#### [Aim]
Data follows below. Repeat exactly the lines between the line holding "Output a JSON" and the line holding "Transcribe this image's", inclusive, and nothing more; drop pictures.

#### [Dataset excerpts]
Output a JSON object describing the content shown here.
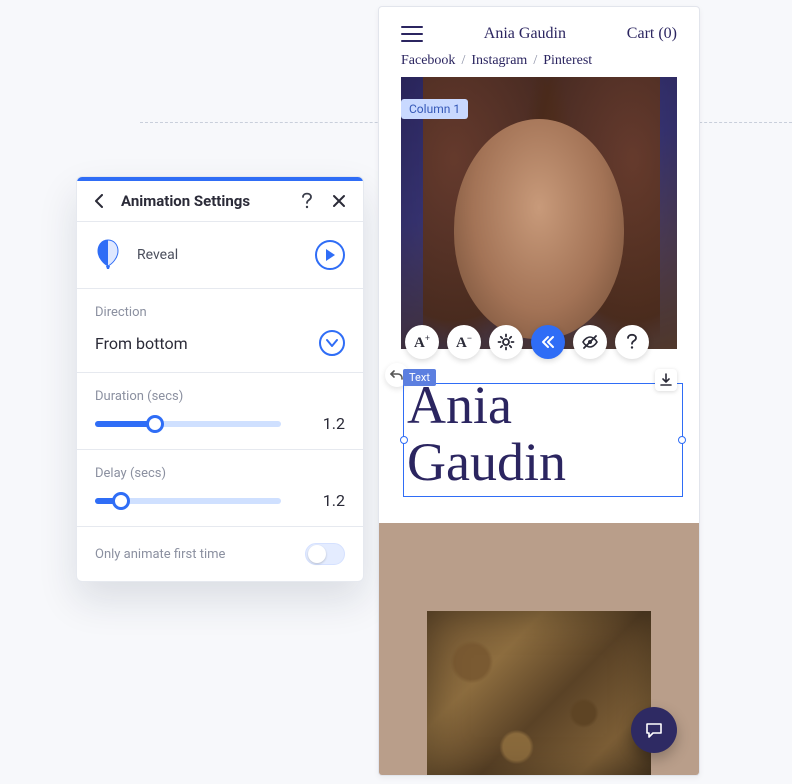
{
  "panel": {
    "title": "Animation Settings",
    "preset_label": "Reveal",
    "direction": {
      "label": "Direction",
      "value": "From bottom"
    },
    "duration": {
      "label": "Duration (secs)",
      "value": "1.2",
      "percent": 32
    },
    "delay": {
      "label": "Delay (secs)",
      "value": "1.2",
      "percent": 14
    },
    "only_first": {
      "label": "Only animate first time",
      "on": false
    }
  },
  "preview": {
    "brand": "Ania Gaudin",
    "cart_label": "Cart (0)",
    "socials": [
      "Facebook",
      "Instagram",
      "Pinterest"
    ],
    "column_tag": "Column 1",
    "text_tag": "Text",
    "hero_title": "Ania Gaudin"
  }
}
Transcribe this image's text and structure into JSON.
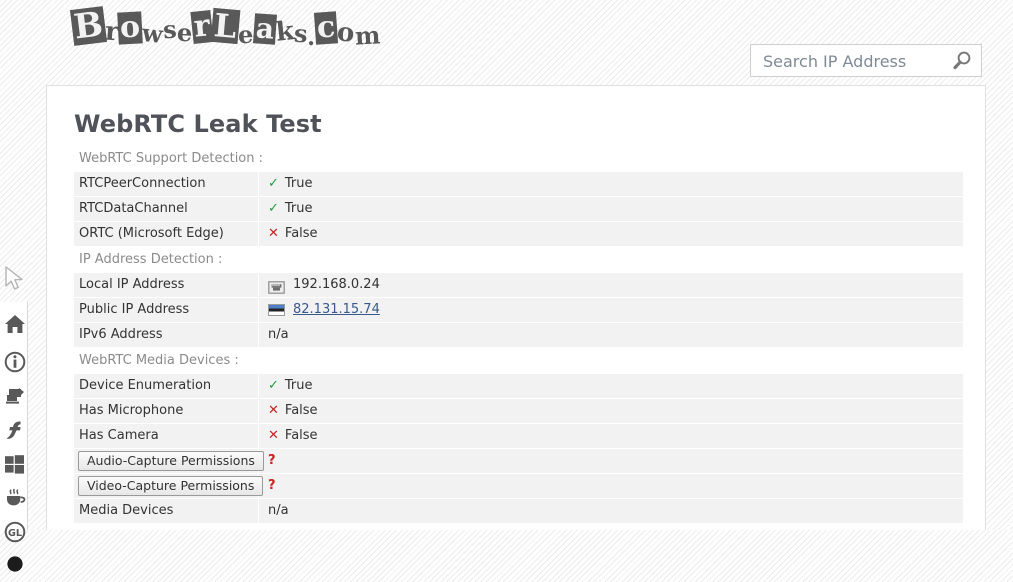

* * *

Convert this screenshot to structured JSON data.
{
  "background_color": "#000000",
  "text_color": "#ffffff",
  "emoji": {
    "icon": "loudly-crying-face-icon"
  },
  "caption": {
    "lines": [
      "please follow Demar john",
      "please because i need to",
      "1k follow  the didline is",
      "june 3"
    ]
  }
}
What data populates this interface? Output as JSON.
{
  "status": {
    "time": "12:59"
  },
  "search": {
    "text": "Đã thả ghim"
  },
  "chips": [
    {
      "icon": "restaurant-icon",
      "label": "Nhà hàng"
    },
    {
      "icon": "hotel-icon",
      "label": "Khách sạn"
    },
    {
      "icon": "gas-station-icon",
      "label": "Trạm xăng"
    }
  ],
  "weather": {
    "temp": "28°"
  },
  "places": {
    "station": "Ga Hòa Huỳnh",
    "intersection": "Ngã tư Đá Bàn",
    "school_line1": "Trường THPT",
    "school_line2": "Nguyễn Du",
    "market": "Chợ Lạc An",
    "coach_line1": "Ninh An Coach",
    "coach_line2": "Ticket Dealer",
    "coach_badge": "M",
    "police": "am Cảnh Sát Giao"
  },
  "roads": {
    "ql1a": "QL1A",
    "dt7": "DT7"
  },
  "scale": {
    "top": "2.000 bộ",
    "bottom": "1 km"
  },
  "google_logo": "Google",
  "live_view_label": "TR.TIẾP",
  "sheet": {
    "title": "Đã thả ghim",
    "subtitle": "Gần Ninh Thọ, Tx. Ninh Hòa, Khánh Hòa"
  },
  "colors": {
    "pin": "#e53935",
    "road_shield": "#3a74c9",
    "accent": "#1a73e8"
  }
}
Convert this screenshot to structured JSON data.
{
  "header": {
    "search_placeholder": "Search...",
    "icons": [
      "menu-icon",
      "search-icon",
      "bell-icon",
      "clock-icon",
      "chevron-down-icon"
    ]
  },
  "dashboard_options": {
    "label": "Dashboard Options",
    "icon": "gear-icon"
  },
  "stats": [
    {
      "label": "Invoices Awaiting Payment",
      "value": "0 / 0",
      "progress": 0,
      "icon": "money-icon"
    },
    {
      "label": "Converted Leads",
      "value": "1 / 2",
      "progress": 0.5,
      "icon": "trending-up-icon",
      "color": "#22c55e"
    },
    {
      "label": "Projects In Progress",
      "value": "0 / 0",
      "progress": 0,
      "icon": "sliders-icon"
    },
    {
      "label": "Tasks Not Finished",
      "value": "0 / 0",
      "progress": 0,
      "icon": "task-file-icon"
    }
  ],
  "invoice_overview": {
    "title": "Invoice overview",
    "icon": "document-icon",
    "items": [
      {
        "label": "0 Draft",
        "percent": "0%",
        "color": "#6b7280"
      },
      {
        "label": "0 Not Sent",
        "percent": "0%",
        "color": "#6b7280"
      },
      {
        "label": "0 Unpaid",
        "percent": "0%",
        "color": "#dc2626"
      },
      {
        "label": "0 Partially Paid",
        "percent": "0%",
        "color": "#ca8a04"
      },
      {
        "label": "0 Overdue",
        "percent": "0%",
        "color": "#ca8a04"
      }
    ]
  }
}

...

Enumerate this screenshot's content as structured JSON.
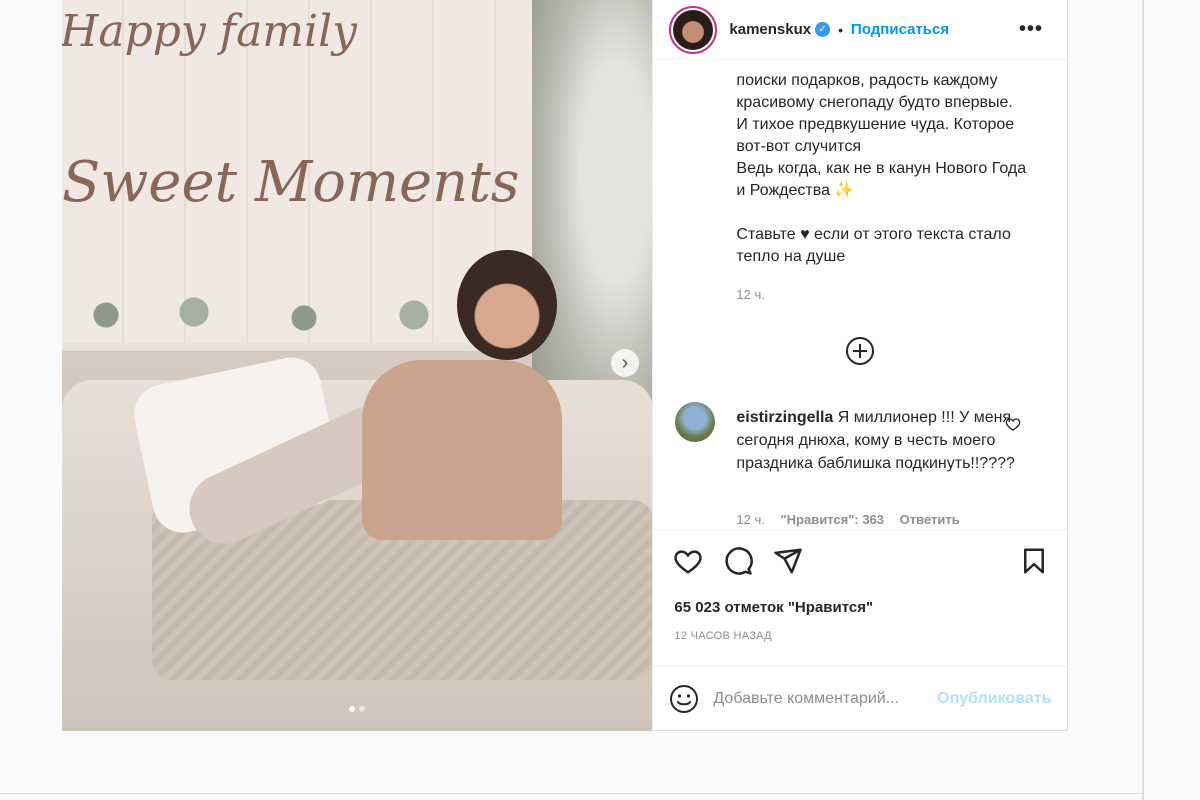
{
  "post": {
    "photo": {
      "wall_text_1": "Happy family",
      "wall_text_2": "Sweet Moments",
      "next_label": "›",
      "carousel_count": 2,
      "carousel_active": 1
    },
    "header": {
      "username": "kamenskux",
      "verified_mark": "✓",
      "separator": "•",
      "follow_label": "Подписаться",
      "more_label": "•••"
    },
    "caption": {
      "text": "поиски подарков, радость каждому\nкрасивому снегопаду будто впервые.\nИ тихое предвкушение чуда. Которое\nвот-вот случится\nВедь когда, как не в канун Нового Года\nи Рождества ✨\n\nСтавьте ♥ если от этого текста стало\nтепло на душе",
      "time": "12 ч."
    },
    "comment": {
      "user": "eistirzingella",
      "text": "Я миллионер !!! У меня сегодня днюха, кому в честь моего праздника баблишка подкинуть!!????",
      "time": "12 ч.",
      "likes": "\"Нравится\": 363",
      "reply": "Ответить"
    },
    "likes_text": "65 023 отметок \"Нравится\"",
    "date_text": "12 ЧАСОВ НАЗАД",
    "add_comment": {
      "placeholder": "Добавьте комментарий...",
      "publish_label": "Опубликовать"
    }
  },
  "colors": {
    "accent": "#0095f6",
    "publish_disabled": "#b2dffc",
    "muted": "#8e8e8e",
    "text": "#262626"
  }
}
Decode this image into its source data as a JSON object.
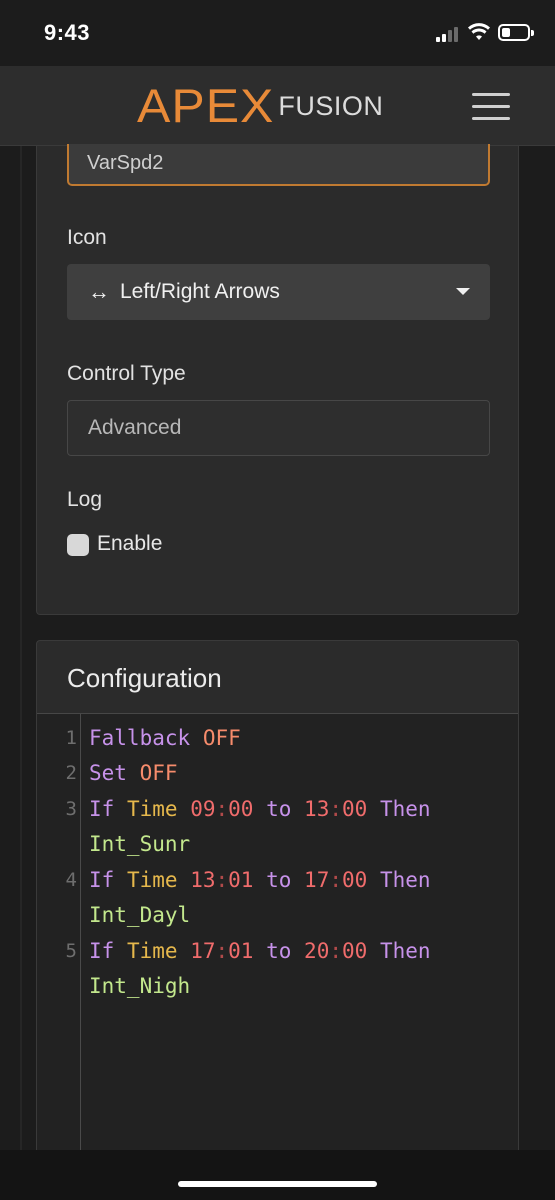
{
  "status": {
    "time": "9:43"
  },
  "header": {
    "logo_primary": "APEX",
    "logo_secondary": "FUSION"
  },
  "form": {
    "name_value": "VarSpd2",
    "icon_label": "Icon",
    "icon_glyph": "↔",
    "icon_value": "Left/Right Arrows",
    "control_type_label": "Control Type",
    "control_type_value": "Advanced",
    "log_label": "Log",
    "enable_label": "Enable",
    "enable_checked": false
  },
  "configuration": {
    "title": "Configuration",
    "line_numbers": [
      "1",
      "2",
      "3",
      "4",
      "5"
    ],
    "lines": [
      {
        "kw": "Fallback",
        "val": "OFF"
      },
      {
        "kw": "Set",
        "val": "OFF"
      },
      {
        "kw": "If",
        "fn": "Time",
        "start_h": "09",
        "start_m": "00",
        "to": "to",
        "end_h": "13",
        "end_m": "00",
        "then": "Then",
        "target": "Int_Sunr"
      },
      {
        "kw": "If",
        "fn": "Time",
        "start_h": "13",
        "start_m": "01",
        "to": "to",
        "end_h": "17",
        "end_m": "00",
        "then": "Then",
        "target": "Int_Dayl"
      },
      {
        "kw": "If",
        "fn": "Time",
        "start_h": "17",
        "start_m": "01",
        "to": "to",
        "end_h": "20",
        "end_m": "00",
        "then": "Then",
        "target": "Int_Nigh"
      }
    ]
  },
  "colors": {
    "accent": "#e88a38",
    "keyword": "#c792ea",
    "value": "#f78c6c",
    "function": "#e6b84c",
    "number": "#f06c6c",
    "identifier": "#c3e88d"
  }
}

#### [Correct result]
Output a JSON object describing the content shown here.
{
  "panel": {
    "title": "Animation Settings",
    "preset_label": "Reveal",
    "direction": {
      "label": "Direction",
      "value": "From bottom"
    },
    "duration": {
      "label": "Duration (secs)",
      "value": "1.2",
      "percent": 32
    },
    "delay": {
      "label": "Delay (secs)",
      "value": "1.2",
      "percent": 14
    },
    "only_first": {
      "label": "Only animate first time",
      "on": false
    }
  },
  "preview": {
    "brand": "Ania Gaudin",
    "cart_label": "Cart (0)",
    "socials": [
      "Facebook",
      "Instagram",
      "Pinterest"
    ],
    "column_tag": "Column 1",
    "text_tag": "Text",
    "hero_title": "Ania Gaudin"
  }
}
Transcribe this image's text and structure into JSON.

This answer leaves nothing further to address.